■ Exercise description
Rewrite the rows beginning at the line that has "Patent image size: (765, 561)." and stopping after the line that has "The substrate 24 is at (592, 405).", switching "plan view" to "top view" and leaving everything else unchanged.

[Extracted data entries]
____
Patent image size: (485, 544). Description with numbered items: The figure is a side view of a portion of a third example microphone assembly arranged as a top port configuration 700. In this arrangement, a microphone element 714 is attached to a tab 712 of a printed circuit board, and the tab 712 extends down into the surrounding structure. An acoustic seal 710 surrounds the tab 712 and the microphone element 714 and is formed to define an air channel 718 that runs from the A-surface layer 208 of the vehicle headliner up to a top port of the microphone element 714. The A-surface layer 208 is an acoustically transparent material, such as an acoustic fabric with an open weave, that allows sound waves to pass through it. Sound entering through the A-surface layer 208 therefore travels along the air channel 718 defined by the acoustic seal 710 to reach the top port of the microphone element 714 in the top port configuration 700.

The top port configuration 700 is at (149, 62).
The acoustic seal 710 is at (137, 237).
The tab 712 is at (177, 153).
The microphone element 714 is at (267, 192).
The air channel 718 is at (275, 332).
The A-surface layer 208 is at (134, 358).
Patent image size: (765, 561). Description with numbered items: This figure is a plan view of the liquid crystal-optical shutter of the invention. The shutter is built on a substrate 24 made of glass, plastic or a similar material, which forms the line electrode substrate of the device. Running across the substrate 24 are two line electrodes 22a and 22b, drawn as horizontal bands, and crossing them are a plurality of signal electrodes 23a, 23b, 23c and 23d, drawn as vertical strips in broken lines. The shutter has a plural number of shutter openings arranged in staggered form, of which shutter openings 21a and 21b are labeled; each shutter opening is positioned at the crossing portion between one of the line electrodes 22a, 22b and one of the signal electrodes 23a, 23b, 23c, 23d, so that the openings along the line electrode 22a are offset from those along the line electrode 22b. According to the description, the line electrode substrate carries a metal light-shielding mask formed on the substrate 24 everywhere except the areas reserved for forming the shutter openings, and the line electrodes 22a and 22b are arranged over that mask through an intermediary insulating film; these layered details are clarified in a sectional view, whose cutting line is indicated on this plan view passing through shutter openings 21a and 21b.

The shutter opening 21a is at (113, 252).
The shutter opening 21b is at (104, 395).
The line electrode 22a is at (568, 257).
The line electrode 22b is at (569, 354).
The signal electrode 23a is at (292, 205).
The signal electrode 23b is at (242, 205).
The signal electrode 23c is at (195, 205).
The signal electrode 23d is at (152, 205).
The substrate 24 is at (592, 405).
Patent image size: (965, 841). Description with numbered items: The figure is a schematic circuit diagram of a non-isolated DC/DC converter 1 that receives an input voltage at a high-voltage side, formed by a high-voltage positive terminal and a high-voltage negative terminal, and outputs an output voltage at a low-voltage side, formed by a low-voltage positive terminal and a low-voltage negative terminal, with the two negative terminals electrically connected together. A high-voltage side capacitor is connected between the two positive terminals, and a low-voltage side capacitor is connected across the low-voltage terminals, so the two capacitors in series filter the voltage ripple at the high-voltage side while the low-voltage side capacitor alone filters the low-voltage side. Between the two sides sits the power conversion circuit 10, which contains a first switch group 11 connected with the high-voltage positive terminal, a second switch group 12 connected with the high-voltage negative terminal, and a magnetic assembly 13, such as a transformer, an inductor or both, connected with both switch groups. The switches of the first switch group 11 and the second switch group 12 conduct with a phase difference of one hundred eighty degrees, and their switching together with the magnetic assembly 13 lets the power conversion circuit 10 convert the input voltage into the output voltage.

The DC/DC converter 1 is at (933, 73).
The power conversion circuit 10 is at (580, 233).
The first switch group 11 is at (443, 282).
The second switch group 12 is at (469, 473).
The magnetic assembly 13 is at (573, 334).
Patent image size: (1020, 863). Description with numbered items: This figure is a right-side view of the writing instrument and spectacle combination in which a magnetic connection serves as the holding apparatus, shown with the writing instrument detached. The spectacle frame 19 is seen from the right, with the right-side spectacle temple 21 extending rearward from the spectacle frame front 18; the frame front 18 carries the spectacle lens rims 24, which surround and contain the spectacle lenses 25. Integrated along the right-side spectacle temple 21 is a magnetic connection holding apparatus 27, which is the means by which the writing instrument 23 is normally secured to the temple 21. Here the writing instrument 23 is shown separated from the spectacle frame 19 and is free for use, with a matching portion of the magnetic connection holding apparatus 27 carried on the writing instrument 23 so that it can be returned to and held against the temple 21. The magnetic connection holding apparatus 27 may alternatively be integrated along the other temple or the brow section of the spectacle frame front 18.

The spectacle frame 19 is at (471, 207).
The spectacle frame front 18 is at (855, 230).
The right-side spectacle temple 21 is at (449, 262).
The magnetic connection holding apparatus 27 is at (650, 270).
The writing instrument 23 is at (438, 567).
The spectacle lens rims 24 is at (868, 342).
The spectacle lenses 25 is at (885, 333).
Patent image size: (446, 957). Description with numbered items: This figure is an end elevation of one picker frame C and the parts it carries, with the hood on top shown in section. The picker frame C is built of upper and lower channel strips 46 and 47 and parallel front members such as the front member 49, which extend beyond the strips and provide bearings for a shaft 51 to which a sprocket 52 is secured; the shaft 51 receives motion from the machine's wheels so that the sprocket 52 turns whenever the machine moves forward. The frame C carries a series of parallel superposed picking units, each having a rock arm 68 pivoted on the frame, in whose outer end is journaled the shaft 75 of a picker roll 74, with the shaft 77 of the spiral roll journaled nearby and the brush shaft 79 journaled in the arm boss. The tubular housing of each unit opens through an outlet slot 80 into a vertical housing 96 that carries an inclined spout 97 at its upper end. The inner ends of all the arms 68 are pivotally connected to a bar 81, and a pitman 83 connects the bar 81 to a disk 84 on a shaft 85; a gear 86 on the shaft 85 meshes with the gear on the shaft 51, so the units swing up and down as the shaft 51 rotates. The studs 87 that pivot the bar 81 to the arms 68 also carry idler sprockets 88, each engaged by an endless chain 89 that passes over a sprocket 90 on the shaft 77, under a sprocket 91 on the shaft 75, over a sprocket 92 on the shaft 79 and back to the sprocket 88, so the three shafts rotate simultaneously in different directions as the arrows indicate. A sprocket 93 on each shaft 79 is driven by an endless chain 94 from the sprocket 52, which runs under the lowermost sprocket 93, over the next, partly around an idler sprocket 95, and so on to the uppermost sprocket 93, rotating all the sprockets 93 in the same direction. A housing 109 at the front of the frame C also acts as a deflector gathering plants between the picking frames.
____
■ Output for this exercise
Patent image size: (765, 561). Description with numbered items: This figure is a top view of the liquid crystal-optical shutter of the invention. The shutter is built on a substrate 24 made of glass, plastic or a similar material, which forms the line electrode substrate of the device. Running across the substrate 24 are two line electrodes 22a and 22b, drawn as horizontal bands, and crossing them are a plurality of signal electrodes 23a, 23b, 23c and 23d, drawn as vertical strips in broken lines. The shutter has a plural number of shutter openings arranged in staggered form, of which shutter openings 21a and 21b are labeled; each shutter opening is positioned at the crossing portion between one of the line electrodes 22a, 22b and one of the signal electrodes 23a, 23b, 23c, 23d, so that the openings along the line electrode 22a are offset from those along the line electrode 22b. According to the description, the line electrode substrate carries a metal light-shielding mask formed on the substrate 24 everywhere except the areas reserved for forming the shutter openings, and the line electrodes 22a and 22b are arranged over that mask through an intermediary insulating film; these layered details are clarified in a sectional view, whose cutting line is indicated on this top view passing through shutter openings 21a and 21b.

The shutter opening 21a is at (113, 252).
The shutter opening 21b is at (104, 395).
The line electrode 22a is at (568, 257).
The line electrode 22b is at (569, 354).
The signal electrode 23a is at (292, 205).
The signal electrode 23b is at (242, 205).
The signal electrode 23c is at (195, 205).
The signal electrode 23d is at (152, 205).
The substrate 24 is at (592, 405).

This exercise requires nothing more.